::: Working data :::

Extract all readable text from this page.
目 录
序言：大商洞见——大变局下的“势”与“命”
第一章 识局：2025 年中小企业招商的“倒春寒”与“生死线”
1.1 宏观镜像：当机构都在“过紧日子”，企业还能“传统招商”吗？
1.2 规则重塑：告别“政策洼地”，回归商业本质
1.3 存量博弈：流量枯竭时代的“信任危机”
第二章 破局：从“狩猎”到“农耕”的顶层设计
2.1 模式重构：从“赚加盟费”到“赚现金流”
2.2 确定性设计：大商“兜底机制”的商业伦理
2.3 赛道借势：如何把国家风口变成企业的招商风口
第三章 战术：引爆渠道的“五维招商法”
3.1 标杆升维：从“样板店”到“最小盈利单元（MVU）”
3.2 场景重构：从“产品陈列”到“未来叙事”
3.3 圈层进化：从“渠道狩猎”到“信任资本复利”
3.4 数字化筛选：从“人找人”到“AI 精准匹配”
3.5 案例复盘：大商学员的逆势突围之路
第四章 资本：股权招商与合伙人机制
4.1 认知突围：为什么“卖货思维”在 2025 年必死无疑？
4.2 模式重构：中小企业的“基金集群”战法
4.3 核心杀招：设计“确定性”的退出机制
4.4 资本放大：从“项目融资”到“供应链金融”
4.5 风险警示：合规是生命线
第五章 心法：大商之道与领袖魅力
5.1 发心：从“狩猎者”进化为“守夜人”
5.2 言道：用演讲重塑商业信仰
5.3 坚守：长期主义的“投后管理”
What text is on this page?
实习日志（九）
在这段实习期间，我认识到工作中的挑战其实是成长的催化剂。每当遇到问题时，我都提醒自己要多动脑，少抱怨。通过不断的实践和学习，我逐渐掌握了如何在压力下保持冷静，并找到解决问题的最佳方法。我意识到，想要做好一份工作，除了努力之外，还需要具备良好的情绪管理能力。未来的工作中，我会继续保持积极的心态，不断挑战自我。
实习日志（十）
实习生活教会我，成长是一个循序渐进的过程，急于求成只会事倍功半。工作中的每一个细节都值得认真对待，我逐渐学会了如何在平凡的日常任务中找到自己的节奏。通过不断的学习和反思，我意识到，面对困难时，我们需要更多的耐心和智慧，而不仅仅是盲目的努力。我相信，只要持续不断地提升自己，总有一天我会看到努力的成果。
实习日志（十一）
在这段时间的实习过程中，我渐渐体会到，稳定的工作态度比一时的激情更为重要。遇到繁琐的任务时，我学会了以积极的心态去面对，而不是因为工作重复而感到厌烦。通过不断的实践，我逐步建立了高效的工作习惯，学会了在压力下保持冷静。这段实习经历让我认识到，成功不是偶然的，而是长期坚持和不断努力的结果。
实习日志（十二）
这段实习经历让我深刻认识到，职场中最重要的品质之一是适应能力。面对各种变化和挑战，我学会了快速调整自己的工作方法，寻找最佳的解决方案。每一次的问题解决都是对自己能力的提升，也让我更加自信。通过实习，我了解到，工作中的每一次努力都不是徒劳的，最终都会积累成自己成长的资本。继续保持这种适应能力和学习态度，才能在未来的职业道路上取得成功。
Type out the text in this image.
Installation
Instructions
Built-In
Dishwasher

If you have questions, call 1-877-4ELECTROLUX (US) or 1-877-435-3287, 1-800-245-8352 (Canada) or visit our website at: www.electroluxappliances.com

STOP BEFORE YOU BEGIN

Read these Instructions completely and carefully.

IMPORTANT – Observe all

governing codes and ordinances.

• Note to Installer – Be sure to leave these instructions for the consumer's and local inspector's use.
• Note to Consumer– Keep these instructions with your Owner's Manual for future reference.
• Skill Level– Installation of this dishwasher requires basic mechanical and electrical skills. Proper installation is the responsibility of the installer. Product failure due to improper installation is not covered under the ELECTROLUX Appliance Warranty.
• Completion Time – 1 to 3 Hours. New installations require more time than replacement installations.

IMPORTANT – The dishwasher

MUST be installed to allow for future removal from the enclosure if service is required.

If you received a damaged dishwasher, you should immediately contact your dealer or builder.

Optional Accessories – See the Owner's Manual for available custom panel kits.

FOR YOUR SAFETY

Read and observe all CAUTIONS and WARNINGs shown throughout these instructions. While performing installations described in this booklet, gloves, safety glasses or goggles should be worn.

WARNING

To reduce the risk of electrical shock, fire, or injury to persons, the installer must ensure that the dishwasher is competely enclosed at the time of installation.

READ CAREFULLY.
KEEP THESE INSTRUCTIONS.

:::

Short exercise: From the records above, copy every line that holds the word "IMPORTANT".

Worked answer:
IMPORTANT – Observe all
IMPORTANT – The dishwasher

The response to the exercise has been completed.